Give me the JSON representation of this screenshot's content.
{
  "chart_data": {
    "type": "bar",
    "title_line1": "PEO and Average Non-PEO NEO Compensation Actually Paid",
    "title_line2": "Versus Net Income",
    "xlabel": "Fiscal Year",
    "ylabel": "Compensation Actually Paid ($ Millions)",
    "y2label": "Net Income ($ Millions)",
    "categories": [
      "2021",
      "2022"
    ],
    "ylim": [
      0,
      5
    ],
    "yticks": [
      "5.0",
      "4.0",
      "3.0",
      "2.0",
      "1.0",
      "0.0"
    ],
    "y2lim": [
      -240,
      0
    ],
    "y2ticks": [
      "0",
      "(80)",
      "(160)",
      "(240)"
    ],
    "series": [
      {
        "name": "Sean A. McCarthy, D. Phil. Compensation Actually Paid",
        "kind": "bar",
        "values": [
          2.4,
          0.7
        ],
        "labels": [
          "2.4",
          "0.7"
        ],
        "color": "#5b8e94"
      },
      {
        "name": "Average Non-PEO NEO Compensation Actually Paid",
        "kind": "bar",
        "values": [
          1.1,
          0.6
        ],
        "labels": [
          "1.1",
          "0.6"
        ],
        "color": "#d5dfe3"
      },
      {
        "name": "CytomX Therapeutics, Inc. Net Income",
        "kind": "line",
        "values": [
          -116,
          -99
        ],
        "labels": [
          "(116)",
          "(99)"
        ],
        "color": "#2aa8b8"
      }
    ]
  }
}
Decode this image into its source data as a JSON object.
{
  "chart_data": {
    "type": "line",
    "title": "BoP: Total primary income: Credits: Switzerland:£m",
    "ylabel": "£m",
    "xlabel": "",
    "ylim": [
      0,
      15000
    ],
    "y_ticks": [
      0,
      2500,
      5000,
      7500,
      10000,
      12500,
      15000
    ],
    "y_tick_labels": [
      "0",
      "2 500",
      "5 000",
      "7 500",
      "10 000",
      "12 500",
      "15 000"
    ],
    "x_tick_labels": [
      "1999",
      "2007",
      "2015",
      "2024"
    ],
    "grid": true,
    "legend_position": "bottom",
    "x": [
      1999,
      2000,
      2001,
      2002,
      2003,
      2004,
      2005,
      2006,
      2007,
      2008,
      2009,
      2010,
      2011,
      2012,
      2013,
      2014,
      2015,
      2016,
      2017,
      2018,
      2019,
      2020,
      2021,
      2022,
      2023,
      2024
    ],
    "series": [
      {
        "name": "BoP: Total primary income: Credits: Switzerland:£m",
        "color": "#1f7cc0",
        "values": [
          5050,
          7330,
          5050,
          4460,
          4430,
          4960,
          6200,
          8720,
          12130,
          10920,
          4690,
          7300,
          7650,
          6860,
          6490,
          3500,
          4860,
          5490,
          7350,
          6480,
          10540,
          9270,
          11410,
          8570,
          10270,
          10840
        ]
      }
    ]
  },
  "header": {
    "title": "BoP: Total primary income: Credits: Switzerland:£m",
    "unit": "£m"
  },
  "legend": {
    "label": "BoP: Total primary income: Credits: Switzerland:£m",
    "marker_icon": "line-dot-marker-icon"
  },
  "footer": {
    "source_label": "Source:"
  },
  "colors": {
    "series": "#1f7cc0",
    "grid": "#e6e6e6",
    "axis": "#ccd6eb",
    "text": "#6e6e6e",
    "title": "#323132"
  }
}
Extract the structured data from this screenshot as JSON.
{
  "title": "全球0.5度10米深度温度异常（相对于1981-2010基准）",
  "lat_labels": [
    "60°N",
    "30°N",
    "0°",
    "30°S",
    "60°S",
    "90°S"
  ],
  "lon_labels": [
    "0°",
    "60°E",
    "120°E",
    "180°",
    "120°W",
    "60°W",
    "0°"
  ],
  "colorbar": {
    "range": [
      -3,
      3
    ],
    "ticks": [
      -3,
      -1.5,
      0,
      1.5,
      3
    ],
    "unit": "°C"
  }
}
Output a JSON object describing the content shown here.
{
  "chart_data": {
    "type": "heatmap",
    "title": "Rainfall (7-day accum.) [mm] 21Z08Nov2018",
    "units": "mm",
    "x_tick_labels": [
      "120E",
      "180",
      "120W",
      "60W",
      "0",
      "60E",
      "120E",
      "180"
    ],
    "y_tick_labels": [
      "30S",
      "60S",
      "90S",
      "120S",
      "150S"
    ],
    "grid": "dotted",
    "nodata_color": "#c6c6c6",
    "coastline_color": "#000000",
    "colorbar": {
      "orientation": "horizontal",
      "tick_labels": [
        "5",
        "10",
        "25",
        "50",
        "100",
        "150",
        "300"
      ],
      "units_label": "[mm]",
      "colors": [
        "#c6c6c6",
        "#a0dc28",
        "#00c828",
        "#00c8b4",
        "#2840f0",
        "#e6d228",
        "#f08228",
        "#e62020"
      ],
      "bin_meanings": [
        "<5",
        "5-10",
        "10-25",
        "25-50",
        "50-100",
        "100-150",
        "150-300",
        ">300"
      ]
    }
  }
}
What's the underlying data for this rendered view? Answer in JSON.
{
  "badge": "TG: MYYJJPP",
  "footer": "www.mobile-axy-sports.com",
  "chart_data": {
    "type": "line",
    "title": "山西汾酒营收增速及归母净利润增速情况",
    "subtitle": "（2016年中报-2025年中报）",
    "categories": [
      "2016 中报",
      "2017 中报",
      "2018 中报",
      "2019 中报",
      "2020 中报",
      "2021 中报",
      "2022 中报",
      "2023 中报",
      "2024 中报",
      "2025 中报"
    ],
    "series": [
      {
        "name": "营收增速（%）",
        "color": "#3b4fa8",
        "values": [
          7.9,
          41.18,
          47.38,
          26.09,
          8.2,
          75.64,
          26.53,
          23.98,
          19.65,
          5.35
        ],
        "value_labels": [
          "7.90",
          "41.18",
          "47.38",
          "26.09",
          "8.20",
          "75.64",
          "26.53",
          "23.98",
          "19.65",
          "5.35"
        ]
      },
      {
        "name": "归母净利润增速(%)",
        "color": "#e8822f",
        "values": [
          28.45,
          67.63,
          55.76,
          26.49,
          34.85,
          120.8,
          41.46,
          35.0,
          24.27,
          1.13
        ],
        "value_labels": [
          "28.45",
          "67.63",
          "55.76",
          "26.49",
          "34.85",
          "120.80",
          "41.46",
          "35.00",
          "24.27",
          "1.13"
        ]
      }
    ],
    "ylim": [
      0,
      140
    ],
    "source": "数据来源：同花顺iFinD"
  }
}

» REQUEST:
Type out the material again exactly as presented.

» THE OUTPUT:
Give me the JSON representation of this screenshot's content.
{
  "chart_data": {
    "type": "bar",
    "title_line1": "PEO and Average Non-PEO NEO Compensation Actually Paid",
    "title_line2": "Versus Net Income",
    "xlabel": "Fiscal Year",
    "ylabel": "Compensation Actually Paid ($ Millions)",
    "y2label": "Net Income ($ Millions)",
    "categories": [
      "2021",
      "2022"
    ],
    "ylim": [
      0,
      5
    ],
    "yticks": [
      "5.0",
      "4.0",
      "3.0",
      "2.0",
      "1.0",
      "0.0"
    ],
    "y2lim": [
      -240,
      0
    ],
    "y2ticks": [
      "0",
      "(80)",
      "(160)",
      "(240)"
    ],
    "series": [
      {
        "name": "Sean A. McCarthy, D. Phil. Compensation Actually Paid",
        "kind": "bar",
        "values": [
          2.4,
          0.7
        ],
        "labels": [
          "2.4",
          "0.7"
        ],
        "color": "#5b8e94"
      },
      {
        "name": "Average Non-PEO NEO Compensation Actually Paid",
        "kind": "bar",
        "values": [
          1.1,
          0.6
        ],
        "labels": [
          "1.1",
          "0.6"
        ],
        "color": "#d5dfe3"
      },
      {
        "name": "CytomX Therapeutics, Inc. Net Income",
        "kind": "line",
        "values": [
          -116,
          -99
        ],
        "labels": [
          "(116)",
          "(99)"
        ],
        "color": "#2aa8b8"
      }
    ]
  }
}
Decode this image into its source data as a JSON object.
{
  "chart_data": {
    "type": "line",
    "title": "BoP: Total primary income: Credits: Switzerland:£m",
    "ylabel": "£m",
    "xlabel": "",
    "ylim": [
      0,
      15000
    ],
    "y_ticks": [
      0,
      2500,
      5000,
      7500,
      10000,
      12500,
      15000
    ],
    "y_tick_labels": [
      "0",
      "2 500",
      "5 000",
      "7 500",
      "10 000",
      "12 500",
      "15 000"
    ],
    "x_tick_labels": [
      "1999",
      "2007",
      "2015",
      "2024"
    ],
    "grid": true,
    "legend_position": "bottom",
    "x": [
      1999,
      2000,
      2001,
      2002,
      2003,
      2004,
      2005,
      2006,
      2007,
      2008,
      2009,
      2010,
      2011,
      2012,
      2013,
      2014,
      2015,
      2016,
      2017,
      2018,
      2019,
      2020,
      2021,
      2022,
      2023,
      2024
    ],
    "series": [
      {
        "name": "BoP: Total primary income: Credits: Switzerland:£m",
        "color": "#1f7cc0",
        "values": [
          5050,
          7330,
          5050,
          4460,
          4430,
          4960,
          6200,
          8720,
          12130,
          10920,
          4690,
          7300,
          7650,
          6860,
          6490,
          3500,
          4860,
          5490,
          7350,
          6480,
          10540,
          9270,
          11410,
          8570,
          10270,
          10840
        ]
      }
    ]
  },
  "header": {
    "title": "BoP: Total primary income: Credits: Switzerland:£m",
    "unit": "£m"
  },
  "legend": {
    "label": "BoP: Total primary income: Credits: Switzerland:£m",
    "marker_icon": "line-dot-marker-icon"
  },
  "footer": {
    "source_label": "Source:"
  },
  "colors": {
    "series": "#1f7cc0",
    "grid": "#e6e6e6",
    "axis": "#ccd6eb",
    "text": "#6e6e6e",
    "title": "#323132"
  }
}
Extract the structured data from this screenshot as JSON.
{
  "title": "全球0.5度10米深度温度异常（相对于1981-2010基准）",
  "lat_labels": [
    "60°N",
    "30°N",
    "0°",
    "30°S",
    "60°S",
    "90°S"
  ],
  "lon_labels": [
    "0°",
    "60°E",
    "120°E",
    "180°",
    "120°W",
    "60°W",
    "0°"
  ],
  "colorbar": {
    "range": [
      -3,
      3
    ],
    "ticks": [
      -3,
      -1.5,
      0,
      1.5,
      3
    ],
    "unit": "°C"
  }
}
Output a JSON object describing the content shown here.
{
  "chart_data": {
    "type": "heatmap",
    "title": "Rainfall (7-day accum.) [mm] 21Z08Nov2018",
    "units": "mm",
    "x_tick_labels": [
      "120E",
      "180",
      "120W",
      "60W",
      "0",
      "60E",
      "120E",
      "180"
    ],
    "y_tick_labels": [
      "30S",
      "60S",
      "90S",
      "120S",
      "150S"
    ],
    "grid": "dotted",
    "nodata_color": "#c6c6c6",
    "coastline_color": "#000000",
    "colorbar": {
      "orientation": "horizontal",
      "tick_labels": [
        "5",
        "10",
        "25",
        "50",
        "100",
        "150",
        "300"
      ],
      "units_label": "[mm]",
      "colors": [
        "#c6c6c6",
        "#a0dc28",
        "#00c828",
        "#00c8b4",
        "#2840f0",
        "#e6d228",
        "#f08228",
        "#e62020"
      ],
      "bin_meanings": [
        "<5",
        "5-10",
        "10-25",
        "25-50",
        "50-100",
        "100-150",
        "150-300",
        ">300"
      ]
    }
  }
}
What's the underlying data for this rendered view? Answer in JSON.
{
  "badge": "TG: MYYJJPP",
  "footer": "www.mobile-axy-sports.com",
  "chart_data": {
    "type": "line",
    "title": "山西汾酒营收增速及归母净利润增速情况",
    "subtitle": "（2016年中报-2025年中报）",
    "categories": [
      "2016 中报",
      "2017 中报",
      "2018 中报",
      "2019 中报",
      "2020 中报",
      "2021 中报",
      "2022 中报",
      "2023 中报",
      "2024 中报",
      "2025 中报"
    ],
    "series": [
      {
        "name": "营收增速（%）",
        "color": "#3b4fa8",
        "values": [
          7.9,
          41.18,
          47.38,
          26.09,
          8.2,
          75.64,
          26.53,
          23.98,
          19.65,
          5.35
        ],
        "value_labels": [
          "7.90",
          "41.18",
          "47.38",
          "26.09",
          "8.20",
          "75.64",
          "26.53",
          "23.98",
          "19.65",
          "5.35"
        ]
      },
      {
        "name": "归母净利润增速(%)",
        "color": "#e8822f",
        "values": [
          28.45,
          67.63,
          55.76,
          26.49,
          34.85,
          120.8,
          41.46,
          35.0,
          24.27,
          1.13
        ],
        "value_labels": [
          "28.45",
          "67.63",
          "55.76",
          "26.49",
          "34.85",
          "120.80",
          "41.46",
          "35.00",
          "24.27",
          "1.13"
        ]
      }
    ],
    "ylim": [
      0,
      140
    ],
    "source": "数据来源：同花顺iFinD"
  }
}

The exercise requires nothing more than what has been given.